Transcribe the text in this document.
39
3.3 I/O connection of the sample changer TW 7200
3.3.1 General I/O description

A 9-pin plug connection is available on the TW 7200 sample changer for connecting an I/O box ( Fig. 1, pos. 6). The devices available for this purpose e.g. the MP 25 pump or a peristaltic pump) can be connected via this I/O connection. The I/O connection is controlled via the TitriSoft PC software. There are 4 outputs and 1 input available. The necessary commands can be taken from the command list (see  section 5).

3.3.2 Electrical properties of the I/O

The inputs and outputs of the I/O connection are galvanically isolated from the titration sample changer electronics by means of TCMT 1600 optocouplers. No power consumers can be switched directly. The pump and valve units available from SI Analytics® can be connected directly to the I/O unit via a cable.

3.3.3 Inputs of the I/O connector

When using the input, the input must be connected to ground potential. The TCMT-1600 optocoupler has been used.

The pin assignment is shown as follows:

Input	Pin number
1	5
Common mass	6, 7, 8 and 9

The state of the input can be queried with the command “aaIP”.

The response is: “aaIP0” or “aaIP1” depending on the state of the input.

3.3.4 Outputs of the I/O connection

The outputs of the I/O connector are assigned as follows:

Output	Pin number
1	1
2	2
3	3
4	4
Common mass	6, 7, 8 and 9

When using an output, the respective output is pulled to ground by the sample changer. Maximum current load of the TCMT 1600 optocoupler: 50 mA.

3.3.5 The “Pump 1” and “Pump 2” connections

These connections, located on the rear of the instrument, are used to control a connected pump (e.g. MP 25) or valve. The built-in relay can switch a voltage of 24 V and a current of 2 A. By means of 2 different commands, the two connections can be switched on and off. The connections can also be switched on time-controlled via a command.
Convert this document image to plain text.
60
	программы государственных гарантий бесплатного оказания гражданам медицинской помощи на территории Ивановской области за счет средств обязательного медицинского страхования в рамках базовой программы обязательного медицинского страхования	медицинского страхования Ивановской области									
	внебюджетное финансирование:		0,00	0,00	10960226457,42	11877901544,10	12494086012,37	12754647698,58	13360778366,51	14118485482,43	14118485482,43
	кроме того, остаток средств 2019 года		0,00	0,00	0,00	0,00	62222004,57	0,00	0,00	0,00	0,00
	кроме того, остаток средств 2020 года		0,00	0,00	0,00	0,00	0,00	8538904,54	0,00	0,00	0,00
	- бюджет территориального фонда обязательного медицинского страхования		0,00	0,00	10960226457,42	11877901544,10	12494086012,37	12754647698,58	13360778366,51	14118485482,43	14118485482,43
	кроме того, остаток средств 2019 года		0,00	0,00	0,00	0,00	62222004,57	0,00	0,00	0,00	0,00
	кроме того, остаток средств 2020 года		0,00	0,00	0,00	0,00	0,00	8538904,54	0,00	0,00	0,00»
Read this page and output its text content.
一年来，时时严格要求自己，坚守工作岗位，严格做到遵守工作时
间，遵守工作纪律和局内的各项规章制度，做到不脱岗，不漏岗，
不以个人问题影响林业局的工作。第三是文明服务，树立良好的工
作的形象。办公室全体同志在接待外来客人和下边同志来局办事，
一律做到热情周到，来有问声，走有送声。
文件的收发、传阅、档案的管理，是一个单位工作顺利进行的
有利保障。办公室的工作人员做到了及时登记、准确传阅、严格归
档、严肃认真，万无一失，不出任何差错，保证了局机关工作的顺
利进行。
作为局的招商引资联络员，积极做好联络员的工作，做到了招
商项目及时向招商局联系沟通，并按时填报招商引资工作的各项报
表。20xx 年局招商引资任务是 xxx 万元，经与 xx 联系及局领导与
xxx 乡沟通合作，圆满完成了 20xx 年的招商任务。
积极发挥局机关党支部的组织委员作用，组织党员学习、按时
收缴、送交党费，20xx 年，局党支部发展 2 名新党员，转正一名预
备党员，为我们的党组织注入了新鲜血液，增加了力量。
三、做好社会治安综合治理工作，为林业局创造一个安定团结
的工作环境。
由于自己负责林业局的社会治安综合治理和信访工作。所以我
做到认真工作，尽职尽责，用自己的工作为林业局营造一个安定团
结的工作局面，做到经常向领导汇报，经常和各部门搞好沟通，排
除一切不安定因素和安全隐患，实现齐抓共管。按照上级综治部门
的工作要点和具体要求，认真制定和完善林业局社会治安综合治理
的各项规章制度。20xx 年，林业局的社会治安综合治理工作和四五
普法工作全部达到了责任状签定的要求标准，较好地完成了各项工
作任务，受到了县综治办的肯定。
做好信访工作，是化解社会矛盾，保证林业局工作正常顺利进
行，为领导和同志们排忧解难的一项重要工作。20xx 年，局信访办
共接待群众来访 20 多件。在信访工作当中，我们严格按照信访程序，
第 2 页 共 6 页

========================

Set down, exactly and in full, the lines from the one containing "Convert this document image to plain text." through the end of the entries; no other line belongs.

Convert this document image to plain text.
60
	программы государственных гарантий бесплатного оказания гражданам медицинской помощи на территории Ивановской области за счет средств обязательного медицинского страхования в рамках базовой программы обязательного медицинского страхования	медицинского страхования Ивановской области									
	внебюджетное финансирование:		0,00	0,00	10960226457,42	11877901544,10	12494086012,37	12754647698,58	13360778366,51	14118485482,43	14118485482,43
	кроме того, остаток средств 2019 года		0,00	0,00	0,00	0,00	62222004,57	0,00	0,00	0,00	0,00
	кроме того, остаток средств 2020 года		0,00	0,00	0,00	0,00	0,00	8538904,54	0,00	0,00	0,00
	- бюджет территориального фонда обязательного медицинского страхования		0,00	0,00	10960226457,42	11877901544,10	12494086012,37	12754647698,58	13360778366,51	14118485482,43	14118485482,43
	кроме того, остаток средств 2019 года		0,00	0,00	0,00	0,00	62222004,57	0,00	0,00	0,00	0,00
	кроме того, остаток средств 2020 года		0,00	0,00	0,00	0,00	0,00	8538904,54	0,00	0,00	0,00»
Read this page and output its text content.
一年来，时时严格要求自己，坚守工作岗位，严格做到遵守工作时
间，遵守工作纪律和局内的各项规章制度，做到不脱岗，不漏岗，
不以个人问题影响林业局的工作。第三是文明服务，树立良好的工
作的形象。办公室全体同志在接待外来客人和下边同志来局办事，
一律做到热情周到，来有问声，走有送声。
文件的收发、传阅、档案的管理，是一个单位工作顺利进行的
有利保障。办公室的工作人员做到了及时登记、准确传阅、严格归
档、严肃认真，万无一失，不出任何差错，保证了局机关工作的顺
利进行。
作为局的招商引资联络员，积极做好联络员的工作，做到了招
商项目及时向招商局联系沟通，并按时填报招商引资工作的各项报
表。20xx 年局招商引资任务是 xxx 万元，经与 xx 联系及局领导与
xxx 乡沟通合作，圆满完成了 20xx 年的招商任务。
积极发挥局机关党支部的组织委员作用，组织党员学习、按时
收缴、送交党费，20xx 年，局党支部发展 2 名新党员，转正一名预
备党员，为我们的党组织注入了新鲜血液，增加了力量。
三、做好社会治安综合治理工作，为林业局创造一个安定团结
的工作环境。
由于自己负责林业局的社会治安综合治理和信访工作。所以我
做到认真工作，尽职尽责，用自己的工作为林业局营造一个安定团
结的工作局面，做到经常向领导汇报，经常和各部门搞好沟通，排
除一切不安定因素和安全隐患，实现齐抓共管。按照上级综治部门
的工作要点和具体要求，认真制定和完善林业局社会治安综合治理
的各项规章制度。20xx 年，林业局的社会治安综合治理工作和四五
普法工作全部达到了责任状签定的要求标准，较好地完成了各项工
作任务，受到了县综治办的肯定。
做好信访工作，是化解社会矛盾，保证林业局工作正常顺利进
行，为领导和同志们排忧解难的一项重要工作。20xx 年，局信访办
共接待群众来访 20 多件。在信访工作当中，我们严格按照信访程序，
第 2 页 共 6 页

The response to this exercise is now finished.